Report how many lines contain "page", with no other words.

[Collection entries]:
= = = =

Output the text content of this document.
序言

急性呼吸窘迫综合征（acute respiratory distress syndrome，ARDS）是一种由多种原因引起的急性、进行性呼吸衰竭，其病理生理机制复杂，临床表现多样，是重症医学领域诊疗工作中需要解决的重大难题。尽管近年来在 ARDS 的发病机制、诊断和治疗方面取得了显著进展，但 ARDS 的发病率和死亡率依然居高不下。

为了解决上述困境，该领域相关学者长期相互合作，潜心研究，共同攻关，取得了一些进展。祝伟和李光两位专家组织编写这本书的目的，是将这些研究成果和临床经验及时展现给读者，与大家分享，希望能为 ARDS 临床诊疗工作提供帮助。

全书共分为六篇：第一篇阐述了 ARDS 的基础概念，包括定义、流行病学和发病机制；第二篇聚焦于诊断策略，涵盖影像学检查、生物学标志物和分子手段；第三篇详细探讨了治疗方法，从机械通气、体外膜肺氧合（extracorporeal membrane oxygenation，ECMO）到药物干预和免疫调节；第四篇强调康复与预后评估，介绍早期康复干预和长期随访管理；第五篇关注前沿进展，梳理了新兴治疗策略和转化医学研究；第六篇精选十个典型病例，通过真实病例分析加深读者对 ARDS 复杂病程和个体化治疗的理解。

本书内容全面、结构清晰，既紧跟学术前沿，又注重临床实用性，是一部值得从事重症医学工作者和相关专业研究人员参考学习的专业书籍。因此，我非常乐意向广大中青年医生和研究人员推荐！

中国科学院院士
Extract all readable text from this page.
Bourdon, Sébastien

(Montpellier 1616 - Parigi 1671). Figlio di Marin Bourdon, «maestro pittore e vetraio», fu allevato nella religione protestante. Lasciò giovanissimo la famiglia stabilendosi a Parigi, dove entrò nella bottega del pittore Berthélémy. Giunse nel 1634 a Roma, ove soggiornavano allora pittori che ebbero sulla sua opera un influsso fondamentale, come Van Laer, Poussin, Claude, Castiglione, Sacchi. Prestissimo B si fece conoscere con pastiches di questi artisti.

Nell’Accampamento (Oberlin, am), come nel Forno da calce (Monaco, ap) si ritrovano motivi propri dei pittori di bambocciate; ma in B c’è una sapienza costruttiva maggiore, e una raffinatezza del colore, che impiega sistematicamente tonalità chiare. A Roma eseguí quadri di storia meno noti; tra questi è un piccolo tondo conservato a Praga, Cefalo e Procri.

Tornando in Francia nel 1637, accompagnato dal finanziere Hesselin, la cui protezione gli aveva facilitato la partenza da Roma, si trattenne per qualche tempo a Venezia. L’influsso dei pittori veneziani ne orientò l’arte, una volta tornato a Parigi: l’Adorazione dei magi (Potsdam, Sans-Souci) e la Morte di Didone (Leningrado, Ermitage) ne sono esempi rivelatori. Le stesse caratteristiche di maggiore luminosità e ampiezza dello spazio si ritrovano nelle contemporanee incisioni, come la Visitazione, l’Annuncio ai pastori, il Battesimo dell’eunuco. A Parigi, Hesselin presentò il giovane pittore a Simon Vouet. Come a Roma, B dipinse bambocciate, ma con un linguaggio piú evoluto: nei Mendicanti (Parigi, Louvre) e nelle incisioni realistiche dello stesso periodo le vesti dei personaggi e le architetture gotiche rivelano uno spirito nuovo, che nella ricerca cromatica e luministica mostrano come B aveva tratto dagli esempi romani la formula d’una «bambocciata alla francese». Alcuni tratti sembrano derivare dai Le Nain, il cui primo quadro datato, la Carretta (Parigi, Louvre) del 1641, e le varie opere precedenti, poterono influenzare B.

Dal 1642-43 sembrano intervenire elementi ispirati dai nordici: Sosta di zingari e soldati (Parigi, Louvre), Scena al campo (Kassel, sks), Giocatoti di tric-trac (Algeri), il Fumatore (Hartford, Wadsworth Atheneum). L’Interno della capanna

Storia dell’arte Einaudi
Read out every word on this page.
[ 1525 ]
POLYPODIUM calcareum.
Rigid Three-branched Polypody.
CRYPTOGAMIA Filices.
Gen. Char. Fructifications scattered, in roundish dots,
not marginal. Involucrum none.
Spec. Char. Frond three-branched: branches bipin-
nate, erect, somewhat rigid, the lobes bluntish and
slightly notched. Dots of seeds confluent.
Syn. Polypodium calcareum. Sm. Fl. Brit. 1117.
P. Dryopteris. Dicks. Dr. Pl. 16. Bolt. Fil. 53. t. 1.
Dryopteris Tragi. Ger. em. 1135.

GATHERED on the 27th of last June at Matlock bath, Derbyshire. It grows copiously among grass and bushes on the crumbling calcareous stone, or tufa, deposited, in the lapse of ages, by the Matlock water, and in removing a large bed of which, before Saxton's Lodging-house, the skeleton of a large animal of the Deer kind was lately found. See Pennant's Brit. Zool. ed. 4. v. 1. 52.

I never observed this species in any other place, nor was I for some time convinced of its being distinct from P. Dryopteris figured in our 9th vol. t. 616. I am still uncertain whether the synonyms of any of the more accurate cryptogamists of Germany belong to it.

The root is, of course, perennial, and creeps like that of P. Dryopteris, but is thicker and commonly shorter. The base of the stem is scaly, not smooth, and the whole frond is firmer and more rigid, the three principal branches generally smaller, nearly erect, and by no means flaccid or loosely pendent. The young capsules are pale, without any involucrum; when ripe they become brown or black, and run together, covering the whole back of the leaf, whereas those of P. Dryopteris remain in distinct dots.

= = = =

[Task solution]: 2